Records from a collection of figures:
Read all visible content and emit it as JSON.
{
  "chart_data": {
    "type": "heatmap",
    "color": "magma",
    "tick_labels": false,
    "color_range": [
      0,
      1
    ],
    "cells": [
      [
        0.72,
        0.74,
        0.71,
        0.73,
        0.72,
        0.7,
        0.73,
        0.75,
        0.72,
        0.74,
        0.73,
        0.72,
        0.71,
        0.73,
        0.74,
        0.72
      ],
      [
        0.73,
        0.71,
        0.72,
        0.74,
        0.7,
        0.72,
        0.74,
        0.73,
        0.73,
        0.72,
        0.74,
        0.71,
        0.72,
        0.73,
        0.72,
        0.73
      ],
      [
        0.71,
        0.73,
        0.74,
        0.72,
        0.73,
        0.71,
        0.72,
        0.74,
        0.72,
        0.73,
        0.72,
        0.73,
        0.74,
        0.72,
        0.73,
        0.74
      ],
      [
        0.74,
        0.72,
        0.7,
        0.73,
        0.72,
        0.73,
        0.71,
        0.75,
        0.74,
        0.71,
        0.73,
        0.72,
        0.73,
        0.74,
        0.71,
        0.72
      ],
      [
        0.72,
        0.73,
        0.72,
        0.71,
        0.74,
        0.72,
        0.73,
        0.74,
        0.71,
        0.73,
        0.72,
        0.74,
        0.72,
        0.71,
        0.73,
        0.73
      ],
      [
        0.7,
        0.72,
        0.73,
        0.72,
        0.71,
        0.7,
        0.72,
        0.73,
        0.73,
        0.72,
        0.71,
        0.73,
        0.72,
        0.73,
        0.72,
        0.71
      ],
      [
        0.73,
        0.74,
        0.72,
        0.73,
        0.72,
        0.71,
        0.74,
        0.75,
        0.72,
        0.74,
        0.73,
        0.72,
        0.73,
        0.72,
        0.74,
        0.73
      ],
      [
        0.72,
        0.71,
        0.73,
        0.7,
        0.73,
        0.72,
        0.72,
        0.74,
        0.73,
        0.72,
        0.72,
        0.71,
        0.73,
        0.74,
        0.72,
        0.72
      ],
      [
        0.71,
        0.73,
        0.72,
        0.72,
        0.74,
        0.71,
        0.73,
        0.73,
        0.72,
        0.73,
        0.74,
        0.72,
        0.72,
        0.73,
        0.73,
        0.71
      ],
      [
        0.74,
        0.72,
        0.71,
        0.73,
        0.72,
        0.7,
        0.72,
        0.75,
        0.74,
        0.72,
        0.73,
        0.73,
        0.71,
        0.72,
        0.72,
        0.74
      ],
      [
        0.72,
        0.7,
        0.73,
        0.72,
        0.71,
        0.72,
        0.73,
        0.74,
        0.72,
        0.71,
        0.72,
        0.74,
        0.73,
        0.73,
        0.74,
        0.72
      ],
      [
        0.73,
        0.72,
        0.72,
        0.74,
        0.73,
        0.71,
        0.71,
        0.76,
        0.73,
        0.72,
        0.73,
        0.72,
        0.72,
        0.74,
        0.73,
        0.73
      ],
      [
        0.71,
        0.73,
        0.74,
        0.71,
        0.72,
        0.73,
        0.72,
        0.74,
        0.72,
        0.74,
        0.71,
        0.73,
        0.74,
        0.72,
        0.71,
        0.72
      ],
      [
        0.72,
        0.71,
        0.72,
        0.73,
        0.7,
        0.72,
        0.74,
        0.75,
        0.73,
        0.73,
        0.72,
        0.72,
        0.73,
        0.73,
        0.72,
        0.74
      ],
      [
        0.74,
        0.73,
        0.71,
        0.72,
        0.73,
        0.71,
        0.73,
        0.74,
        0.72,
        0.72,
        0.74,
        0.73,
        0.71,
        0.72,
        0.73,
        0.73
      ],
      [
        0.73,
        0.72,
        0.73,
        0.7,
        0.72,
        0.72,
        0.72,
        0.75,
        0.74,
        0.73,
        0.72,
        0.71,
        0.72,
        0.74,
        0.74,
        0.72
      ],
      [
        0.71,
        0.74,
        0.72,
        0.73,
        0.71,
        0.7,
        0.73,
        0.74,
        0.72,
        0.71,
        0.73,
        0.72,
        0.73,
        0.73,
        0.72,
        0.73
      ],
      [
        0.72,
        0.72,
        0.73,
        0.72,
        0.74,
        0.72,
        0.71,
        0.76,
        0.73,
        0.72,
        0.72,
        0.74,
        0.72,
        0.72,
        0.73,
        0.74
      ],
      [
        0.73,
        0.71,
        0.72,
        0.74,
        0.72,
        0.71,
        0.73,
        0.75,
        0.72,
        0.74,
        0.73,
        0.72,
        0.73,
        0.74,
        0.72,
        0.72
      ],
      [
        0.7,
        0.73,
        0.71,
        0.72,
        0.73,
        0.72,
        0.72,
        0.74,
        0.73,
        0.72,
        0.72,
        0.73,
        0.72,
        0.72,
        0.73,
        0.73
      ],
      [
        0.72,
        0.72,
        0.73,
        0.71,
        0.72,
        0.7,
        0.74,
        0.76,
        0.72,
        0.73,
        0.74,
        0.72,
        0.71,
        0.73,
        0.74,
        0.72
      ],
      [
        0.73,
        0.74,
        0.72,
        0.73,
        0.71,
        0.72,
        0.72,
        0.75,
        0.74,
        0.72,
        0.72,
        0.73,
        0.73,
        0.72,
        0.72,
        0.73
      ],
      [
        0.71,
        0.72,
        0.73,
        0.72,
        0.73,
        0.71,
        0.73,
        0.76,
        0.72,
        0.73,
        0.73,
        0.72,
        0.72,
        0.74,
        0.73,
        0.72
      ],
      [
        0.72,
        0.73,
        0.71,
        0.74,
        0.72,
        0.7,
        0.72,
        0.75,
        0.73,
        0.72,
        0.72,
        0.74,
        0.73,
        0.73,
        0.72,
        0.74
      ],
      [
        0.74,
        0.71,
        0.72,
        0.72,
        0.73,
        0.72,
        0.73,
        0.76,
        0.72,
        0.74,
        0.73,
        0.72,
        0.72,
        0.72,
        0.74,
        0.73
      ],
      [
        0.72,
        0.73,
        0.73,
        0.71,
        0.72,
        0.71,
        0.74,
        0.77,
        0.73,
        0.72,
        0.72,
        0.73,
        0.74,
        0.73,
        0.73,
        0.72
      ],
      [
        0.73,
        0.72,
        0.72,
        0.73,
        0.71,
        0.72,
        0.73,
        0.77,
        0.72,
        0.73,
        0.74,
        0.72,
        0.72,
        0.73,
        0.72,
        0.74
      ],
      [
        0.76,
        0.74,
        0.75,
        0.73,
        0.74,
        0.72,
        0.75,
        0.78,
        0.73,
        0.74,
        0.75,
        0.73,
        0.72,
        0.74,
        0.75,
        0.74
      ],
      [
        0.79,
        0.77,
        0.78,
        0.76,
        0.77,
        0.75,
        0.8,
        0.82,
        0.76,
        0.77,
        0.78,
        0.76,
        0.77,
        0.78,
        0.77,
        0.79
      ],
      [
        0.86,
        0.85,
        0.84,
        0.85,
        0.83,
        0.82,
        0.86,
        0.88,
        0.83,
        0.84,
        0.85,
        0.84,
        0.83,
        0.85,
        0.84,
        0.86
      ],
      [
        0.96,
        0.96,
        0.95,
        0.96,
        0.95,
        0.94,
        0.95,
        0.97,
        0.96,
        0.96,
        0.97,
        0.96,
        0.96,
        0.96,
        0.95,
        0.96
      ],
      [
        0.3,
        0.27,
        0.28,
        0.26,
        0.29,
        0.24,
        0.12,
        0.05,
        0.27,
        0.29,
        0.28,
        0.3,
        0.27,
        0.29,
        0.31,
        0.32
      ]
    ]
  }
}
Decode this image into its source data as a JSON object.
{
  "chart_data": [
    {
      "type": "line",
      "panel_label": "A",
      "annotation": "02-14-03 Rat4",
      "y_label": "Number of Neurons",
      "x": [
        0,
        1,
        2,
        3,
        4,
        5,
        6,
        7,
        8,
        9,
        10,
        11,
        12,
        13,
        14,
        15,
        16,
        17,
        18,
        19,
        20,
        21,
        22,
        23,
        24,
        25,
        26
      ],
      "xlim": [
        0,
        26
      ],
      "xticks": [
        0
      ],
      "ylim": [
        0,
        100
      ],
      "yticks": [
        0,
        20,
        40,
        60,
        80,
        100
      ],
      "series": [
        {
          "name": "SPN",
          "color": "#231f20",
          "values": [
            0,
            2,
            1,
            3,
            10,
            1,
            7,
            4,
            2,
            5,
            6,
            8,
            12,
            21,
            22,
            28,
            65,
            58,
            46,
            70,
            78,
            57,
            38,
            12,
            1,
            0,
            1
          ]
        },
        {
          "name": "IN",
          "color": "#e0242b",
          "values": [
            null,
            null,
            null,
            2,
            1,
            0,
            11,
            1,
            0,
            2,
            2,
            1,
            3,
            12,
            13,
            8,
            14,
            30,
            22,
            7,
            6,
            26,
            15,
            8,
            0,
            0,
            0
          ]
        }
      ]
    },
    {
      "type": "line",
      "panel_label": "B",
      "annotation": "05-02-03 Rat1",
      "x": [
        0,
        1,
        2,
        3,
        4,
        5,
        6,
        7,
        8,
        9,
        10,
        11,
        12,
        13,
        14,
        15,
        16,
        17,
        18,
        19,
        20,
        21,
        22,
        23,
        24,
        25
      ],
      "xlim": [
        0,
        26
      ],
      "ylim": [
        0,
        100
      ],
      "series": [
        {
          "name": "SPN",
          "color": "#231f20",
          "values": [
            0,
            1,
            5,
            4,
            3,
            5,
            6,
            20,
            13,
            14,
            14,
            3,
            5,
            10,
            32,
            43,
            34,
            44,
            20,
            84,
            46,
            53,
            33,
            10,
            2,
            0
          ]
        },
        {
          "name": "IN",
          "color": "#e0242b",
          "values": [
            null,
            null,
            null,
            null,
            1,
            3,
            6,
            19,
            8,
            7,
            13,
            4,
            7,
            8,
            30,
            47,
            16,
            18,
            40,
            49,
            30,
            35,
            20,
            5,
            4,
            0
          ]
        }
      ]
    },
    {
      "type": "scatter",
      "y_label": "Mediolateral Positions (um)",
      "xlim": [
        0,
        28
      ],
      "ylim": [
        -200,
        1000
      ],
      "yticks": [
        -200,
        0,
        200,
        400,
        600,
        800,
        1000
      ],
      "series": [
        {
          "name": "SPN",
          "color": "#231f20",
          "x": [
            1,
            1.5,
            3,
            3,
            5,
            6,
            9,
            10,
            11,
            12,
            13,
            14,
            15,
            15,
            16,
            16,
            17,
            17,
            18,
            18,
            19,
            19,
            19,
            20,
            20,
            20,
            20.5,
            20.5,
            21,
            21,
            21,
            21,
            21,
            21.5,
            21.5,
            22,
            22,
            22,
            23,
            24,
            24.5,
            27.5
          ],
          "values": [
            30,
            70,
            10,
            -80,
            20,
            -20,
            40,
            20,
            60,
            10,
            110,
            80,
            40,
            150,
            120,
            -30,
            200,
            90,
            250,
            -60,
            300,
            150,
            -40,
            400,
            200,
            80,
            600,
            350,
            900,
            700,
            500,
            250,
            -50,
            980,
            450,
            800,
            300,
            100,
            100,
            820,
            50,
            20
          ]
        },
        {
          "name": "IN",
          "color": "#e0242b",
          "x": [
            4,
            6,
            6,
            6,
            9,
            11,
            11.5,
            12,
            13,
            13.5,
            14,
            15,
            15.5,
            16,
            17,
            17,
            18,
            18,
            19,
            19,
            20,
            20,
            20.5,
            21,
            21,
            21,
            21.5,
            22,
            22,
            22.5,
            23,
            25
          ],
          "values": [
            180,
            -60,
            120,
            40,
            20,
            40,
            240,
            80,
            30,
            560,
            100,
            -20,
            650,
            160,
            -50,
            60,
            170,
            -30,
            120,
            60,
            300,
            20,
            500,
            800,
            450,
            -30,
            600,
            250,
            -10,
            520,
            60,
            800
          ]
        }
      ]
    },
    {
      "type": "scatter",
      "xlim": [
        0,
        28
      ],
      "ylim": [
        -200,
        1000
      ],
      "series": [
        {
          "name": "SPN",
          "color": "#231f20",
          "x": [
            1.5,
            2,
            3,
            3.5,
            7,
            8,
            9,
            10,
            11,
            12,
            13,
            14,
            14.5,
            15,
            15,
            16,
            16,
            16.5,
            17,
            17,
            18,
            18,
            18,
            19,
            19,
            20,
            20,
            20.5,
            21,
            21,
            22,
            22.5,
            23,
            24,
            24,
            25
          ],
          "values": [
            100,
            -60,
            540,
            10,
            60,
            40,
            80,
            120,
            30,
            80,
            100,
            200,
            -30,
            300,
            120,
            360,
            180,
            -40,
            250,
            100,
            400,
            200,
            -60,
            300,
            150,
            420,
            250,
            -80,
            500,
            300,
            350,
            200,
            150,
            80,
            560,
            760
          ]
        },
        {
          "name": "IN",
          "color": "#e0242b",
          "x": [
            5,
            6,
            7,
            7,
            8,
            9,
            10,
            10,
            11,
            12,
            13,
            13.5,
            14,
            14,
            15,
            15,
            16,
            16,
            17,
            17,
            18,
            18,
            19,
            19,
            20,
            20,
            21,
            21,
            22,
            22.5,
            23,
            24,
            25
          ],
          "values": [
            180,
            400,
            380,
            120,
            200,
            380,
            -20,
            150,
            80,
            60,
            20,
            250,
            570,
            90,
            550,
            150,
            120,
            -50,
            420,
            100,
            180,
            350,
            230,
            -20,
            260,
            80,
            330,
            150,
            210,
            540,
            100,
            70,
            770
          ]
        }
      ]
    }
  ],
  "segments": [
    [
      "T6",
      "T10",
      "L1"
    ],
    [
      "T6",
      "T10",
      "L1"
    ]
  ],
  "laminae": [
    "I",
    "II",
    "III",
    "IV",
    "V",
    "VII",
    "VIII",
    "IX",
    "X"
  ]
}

* **WORK INSTRUCTIONS**:
Gather each line in the entries above where the string "JSON" is found.

* **RESPONSE**:
Read all visible content and emit it as JSON.
Decode this image into its source data as a JSON object.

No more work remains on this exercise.